*EXERCISE*: Copy out the records in full, word for word, without pictures.

*DATA*:

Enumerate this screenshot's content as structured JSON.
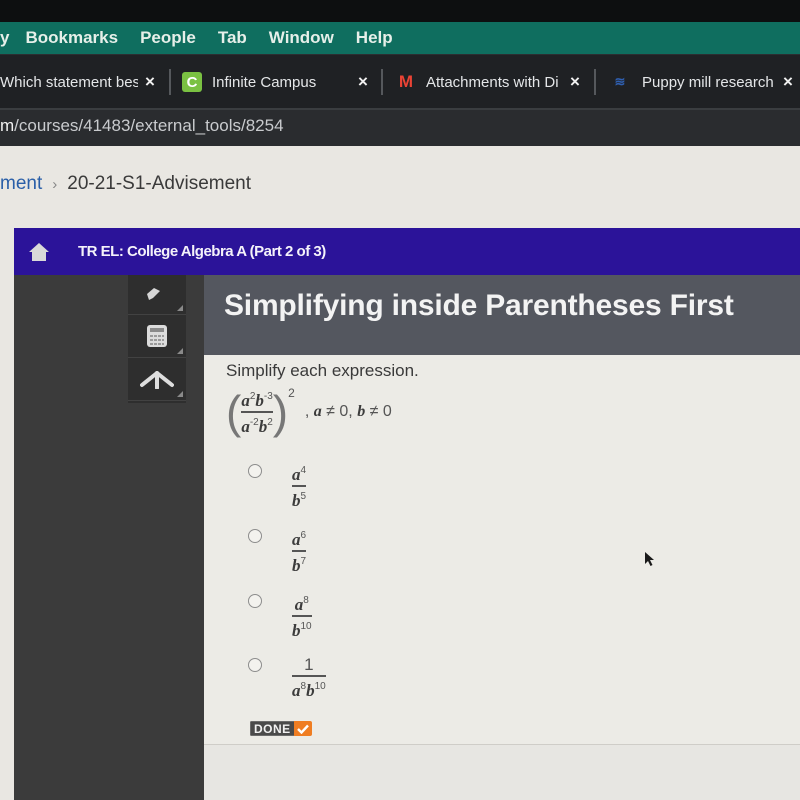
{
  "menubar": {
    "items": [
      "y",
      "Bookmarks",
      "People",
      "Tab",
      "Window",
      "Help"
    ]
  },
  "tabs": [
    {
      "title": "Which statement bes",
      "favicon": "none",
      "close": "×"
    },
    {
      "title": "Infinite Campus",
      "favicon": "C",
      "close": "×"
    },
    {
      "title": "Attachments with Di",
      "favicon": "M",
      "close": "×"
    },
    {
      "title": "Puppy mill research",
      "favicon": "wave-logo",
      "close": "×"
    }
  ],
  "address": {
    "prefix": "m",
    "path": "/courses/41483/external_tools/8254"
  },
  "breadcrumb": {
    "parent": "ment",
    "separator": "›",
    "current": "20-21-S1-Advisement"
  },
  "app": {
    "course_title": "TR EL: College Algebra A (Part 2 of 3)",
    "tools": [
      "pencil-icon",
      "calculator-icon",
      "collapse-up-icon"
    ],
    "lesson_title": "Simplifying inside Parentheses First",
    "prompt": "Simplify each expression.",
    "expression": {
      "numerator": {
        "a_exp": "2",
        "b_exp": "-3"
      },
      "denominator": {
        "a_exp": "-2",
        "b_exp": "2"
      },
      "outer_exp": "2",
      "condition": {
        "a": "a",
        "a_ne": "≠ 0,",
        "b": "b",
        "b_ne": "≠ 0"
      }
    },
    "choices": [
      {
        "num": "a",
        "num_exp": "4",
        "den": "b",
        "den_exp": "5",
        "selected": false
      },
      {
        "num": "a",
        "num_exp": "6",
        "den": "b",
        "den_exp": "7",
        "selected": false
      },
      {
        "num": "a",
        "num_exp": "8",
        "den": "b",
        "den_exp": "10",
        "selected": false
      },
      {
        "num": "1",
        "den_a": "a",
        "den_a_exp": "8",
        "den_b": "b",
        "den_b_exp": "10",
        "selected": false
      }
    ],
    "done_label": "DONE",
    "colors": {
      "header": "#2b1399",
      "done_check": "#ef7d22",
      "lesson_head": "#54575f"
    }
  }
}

*COMPLETED TASK*:
Enumerate this screenshot's content as structured JSON.
{
  "menubar": {
    "items": [
      "y",
      "Bookmarks",
      "People",
      "Tab",
      "Window",
      "Help"
    ]
  },
  "tabs": [
    {
      "title": "Which statement bes",
      "favicon": "none",
      "close": "×"
    },
    {
      "title": "Infinite Campus",
      "favicon": "C",
      "close": "×"
    },
    {
      "title": "Attachments with Di",
      "favicon": "M",
      "close": "×"
    },
    {
      "title": "Puppy mill research",
      "favicon": "wave-logo",
      "close": "×"
    }
  ],
  "address": {
    "prefix": "m",
    "path": "/courses/41483/external_tools/8254"
  },
  "breadcrumb": {
    "parent": "ment",
    "separator": "›",
    "current": "20-21-S1-Advisement"
  },
  "app": {
    "course_title": "TR EL: College Algebra A (Part 2 of 3)",
    "tools": [
      "pencil-icon",
      "calculator-icon",
      "collapse-up-icon"
    ],
    "lesson_title": "Simplifying inside Parentheses First",
    "prompt": "Simplify each expression.",
    "expression": {
      "numerator": {
        "a_exp": "2",
        "b_exp": "-3"
      },
      "denominator": {
        "a_exp": "-2",
        "b_exp": "2"
      },
      "outer_exp": "2",
      "condition": {
        "a": "a",
        "a_ne": "≠ 0,",
        "b": "b",
        "b_ne": "≠ 0"
      }
    },
    "choices": [
      {
        "num": "a",
        "num_exp": "4",
        "den": "b",
        "den_exp": "5",
        "selected": false
      },
      {
        "num": "a",
        "num_exp": "6",
        "den": "b",
        "den_exp": "7",
        "selected": false
      },
      {
        "num": "a",
        "num_exp": "8",
        "den": "b",
        "den_exp": "10",
        "selected": false
      },
      {
        "num": "1",
        "den_a": "a",
        "den_a_exp": "8",
        "den_b": "b",
        "den_b_exp": "10",
        "selected": false
      }
    ],
    "done_label": "DONE",
    "colors": {
      "header": "#2b1399",
      "done_check": "#ef7d22",
      "lesson_head": "#54575f"
    }
  }
}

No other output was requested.